* [Material for the task]:
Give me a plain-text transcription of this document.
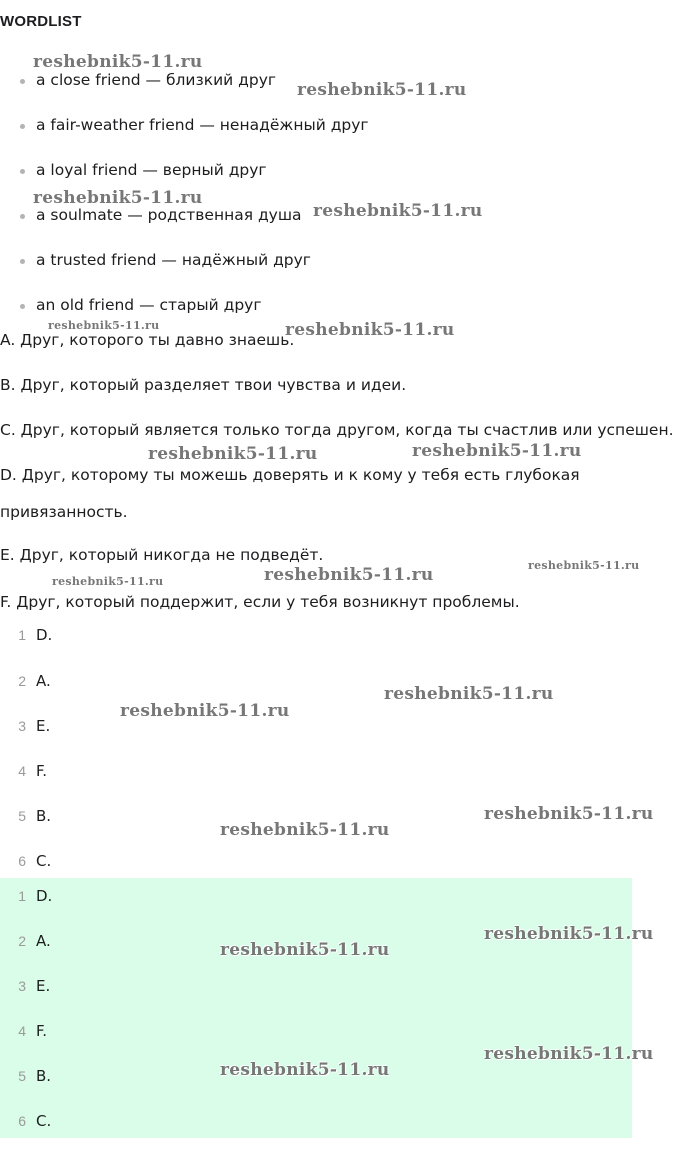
WORDLIST
a close friend — близкий друг
a fair-weather friend — ненадёжный друг
a loyal friend — верный друг
a soulmate — родственная душа
a trusted friend — надёжный друг
an old friend — старый друг
A. Друг, которого ты давно знаешь.
B. Друг, который разделяет твои чувства и идеи.
C. Друг, который является только тогда другом, когда ты счастлив или успешен.
D. Друг, которому ты можешь доверять и к кому у тебя есть глубокая
привязанность.
E. Друг, который никогда не подведёт.
F. Друг, который поддержит, если у тебя возникнут проблемы.
1 D.
2 A.
3 E.
4 F.
5 B.
6 C.
1 D.
2 A.
3 E.
4 F.
5 B.
6 C.
reshebnik5-11.ru
reshebnik5-11.ru
reshebnik5-11.ru
reshebnik5-11.ru
reshebnik5-11.ru	reshebnik5-11.ru
reshebnik5-11.ru	reshebnik5-11.ru
reshebnik5-11.ru
reshebnik5-11.ru	reshebnik5-11.ru
reshebnik5-11.ru
reshebnik5-11.ru
reshebnik5-11.ru
reshebnik5-11.ru
reshebnik5-11.ru
reshebnik5-11.ru
reshebnik5-11.ru
reshebnik5-11.ru
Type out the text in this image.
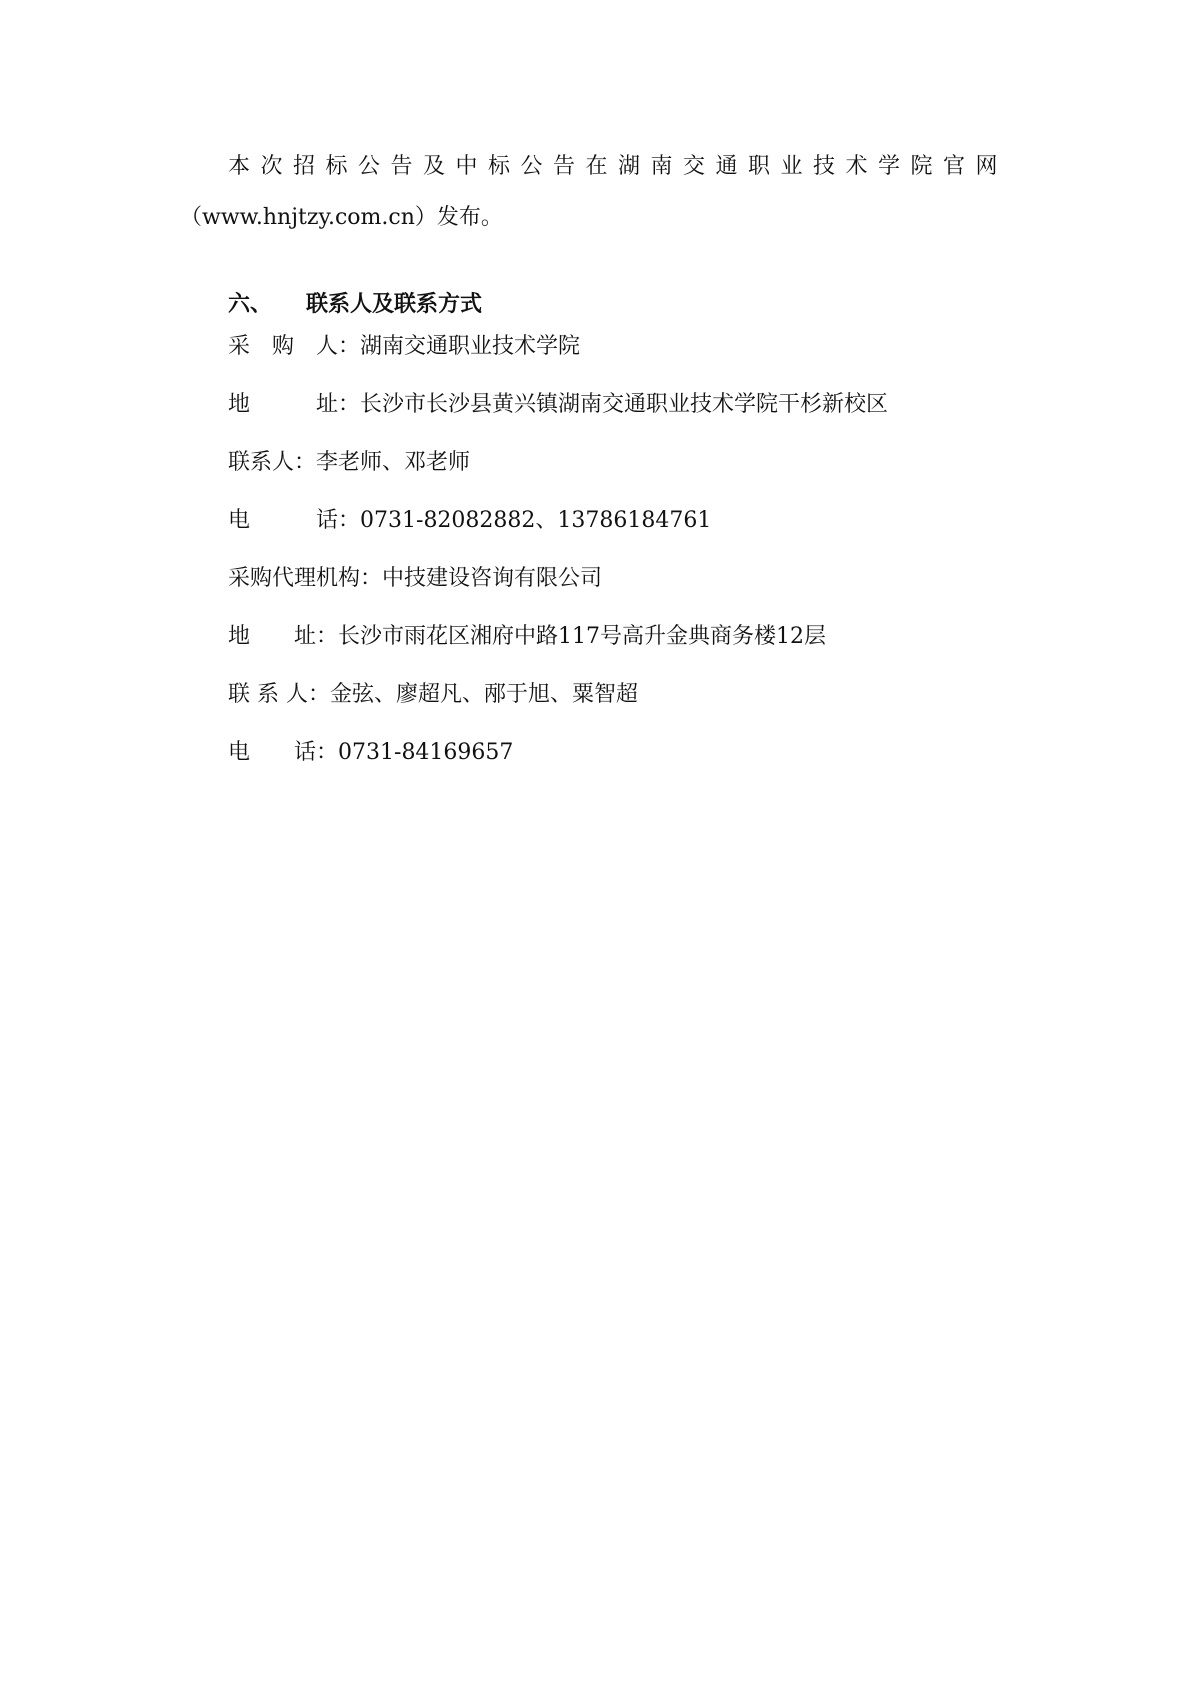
本次招标公告及中标公告在湖南交通职业技术学院官网
（www.hnjtzy.com.cn）发布。
六、 联系人及联系方式
采　购　人：湖南交通职业技术学院
地　　　址：长沙市长沙县黄兴镇湖南交通职业技术学院干杉新校区
联系人：李老师、邓老师
电　　　话：0731-82082882、13786184761
采购代理机构：中技建设咨询有限公司
地　　址：长沙市雨花区湘府中路117号高升金典商务楼12层
联 系 人：金弦、廖超凡、邴于旭、粟智超
电　　话：0731-84169657
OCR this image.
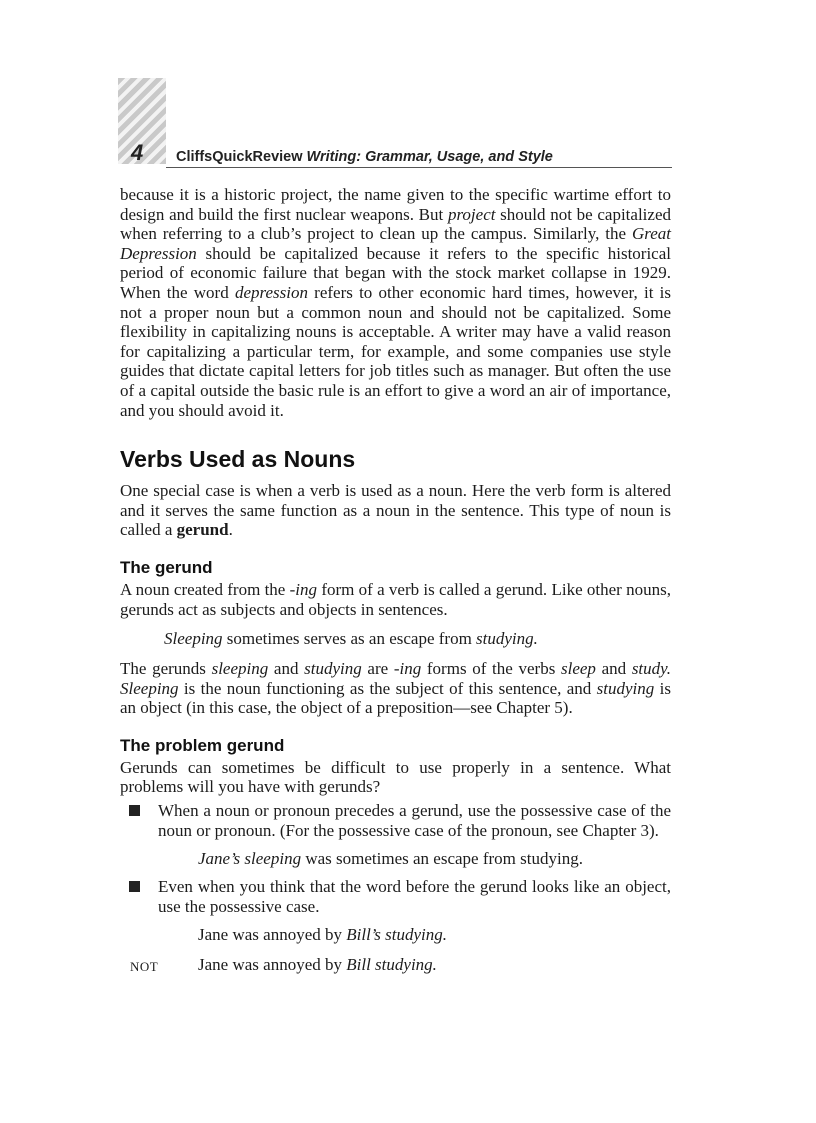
4 CliffsQuickReview Writing: Grammar, Usage, and Style

because it is a historic project, the name given to the specific wartime effort to design and build the first nuclear weapons. But project should not be capitalized when referring to a club’s project to clean up the campus. Similarly, the Great Depression should be capitalized because it refers to the specific historical period of economic failure that began with the stock market collapse in 1929. When the word depression refers to other economic hard times, however, it is not a proper noun but a common noun and should not be capitalized. Some flexibility in capitalizing nouns is acceptable. A writer may have a valid reason for capitalizing a particular term, for example, and some companies use style guides that dictate capital letters for job titles such as manager. But often the use of a capital outside the basic rule is an effort to give a word an air of importance, and you should avoid it.

Verbs Used as Nouns

One special case is when a verb is used as a noun. Here the verb form is altered and it serves the same function as a noun in the sentence. This type of noun is called a gerund.

The gerund

A noun created from the -ing form of a verb is called a gerund. Like other nouns, gerunds act as subjects and objects in sentences.

Sleeping sometimes serves as an escape from studying.

The gerunds sleeping and studying are -ing forms of the verbs sleep and study. Sleeping is the noun functioning as the subject of this sentence, and studying is an object (in this case, the object of a preposition—see Chapter 5).

The problem gerund

Gerunds can sometimes be difficult to use properly in a sentence. What problems will you have with gerunds?

When a noun or pronoun precedes a gerund, use the possessive case of the noun or pronoun. (For the possessive case of the pronoun, see Chapter 3).
Jane’s sleeping was sometimes an escape from studying.
Even when you think that the word before the gerund looks like an object, use the possessive case.
Jane was annoyed by Bill’s studying.
NOT Jane was annoyed by Bill studying.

* [What is expected]:
Give an exact reproduction of every line, leaving out any picture.

* [Full solution]:
Give me a plain-text transcription of this document.
WORDLIST
a close friend — близкий друг
a fair-weather friend — ненадёжный друг
a loyal friend — верный друг
a soulmate — родственная душа
a trusted friend — надёжный друг
an old friend — старый друг
A. Друг, которого ты давно знаешь.
B. Друг, который разделяет твои чувства и идеи.
C. Друг, который является только тогда другом, когда ты счастлив или успешен.
D. Друг, которому ты можешь доверять и к кому у тебя есть глубокая
привязанность.
E. Друг, который никогда не подведёт.
F. Друг, который поддержит, если у тебя возникнут проблемы.
1 D.
2 A.
3 E.
4 F.
5 B.
6 C.
1 D.
2 A.
3 E.
4 F.
5 B.
6 C.
reshebnik5-11.ru
reshebnik5-11.ru
reshebnik5-11.ru
reshebnik5-11.ru
reshebnik5-11.ru	reshebnik5-11.ru
reshebnik5-11.ru	reshebnik5-11.ru
reshebnik5-11.ru
reshebnik5-11.ru	reshebnik5-11.ru
reshebnik5-11.ru
reshebnik5-11.ru
reshebnik5-11.ru
reshebnik5-11.ru
reshebnik5-11.ru
reshebnik5-11.ru
reshebnik5-11.ru
reshebnik5-11.ru
Type out the text in this image.
本次招标公告及中标公告在湖南交通职业技术学院官网
（www.hnjtzy.com.cn）发布。
六、 联系人及联系方式
采　购　人：湖南交通职业技术学院
地　　　址：长沙市长沙县黄兴镇湖南交通职业技术学院干杉新校区
联系人：李老师、邓老师
电　　　话：0731-82082882、13786184761
采购代理机构：中技建设咨询有限公司
地　　址：长沙市雨花区湘府中路117号高升金典商务楼12层
联 系 人：金弦、廖超凡、邴于旭、粟智超
电　　话：0731-84169657
OCR this image.
4 CliffsQuickReview Writing: Grammar, Usage, and Style

because it is a historic project, the name given to the specific wartime effort to design and build the first nuclear weapons. But project should not be capitalized when referring to a club’s project to clean up the campus. Similarly, the Great Depression should be capitalized because it refers to the specific historical period of economic failure that began with the stock market collapse in 1929. When the word depression refers to other economic hard times, however, it is not a proper noun but a common noun and should not be capitalized. Some flexibility in capitalizing nouns is acceptable. A writer may have a valid reason for capitalizing a particular term, for example, and some companies use style guides that dictate capital letters for job titles such as manager. But often the use of a capital outside the basic rule is an effort to give a word an air of importance, and you should avoid it.

Verbs Used as Nouns

One special case is when a verb is used as a noun. Here the verb form is altered and it serves the same function as a noun in the sentence. This type of noun is called a gerund.

The gerund

A noun created from the -ing form of a verb is called a gerund. Like other nouns, gerunds act as subjects and objects in sentences.

Sleeping sometimes serves as an escape from studying.

The gerunds sleeping and studying are -ing forms of the verbs sleep and study. Sleeping is the noun functioning as the subject of this sentence, and studying is an object (in this case, the object of a preposition—see Chapter 5).

The problem gerund

Gerunds can sometimes be difficult to use properly in a sentence. What problems will you have with gerunds?

When a noun or pronoun precedes a gerund, use the possessive case of the noun or pronoun. (For the possessive case of the pronoun, see Chapter 3).
Jane’s sleeping was sometimes an escape from studying.
Even when you think that the word before the gerund looks like an object, use the possessive case.
Jane was annoyed by Bill’s studying.
NOT Jane was annoyed by Bill studying.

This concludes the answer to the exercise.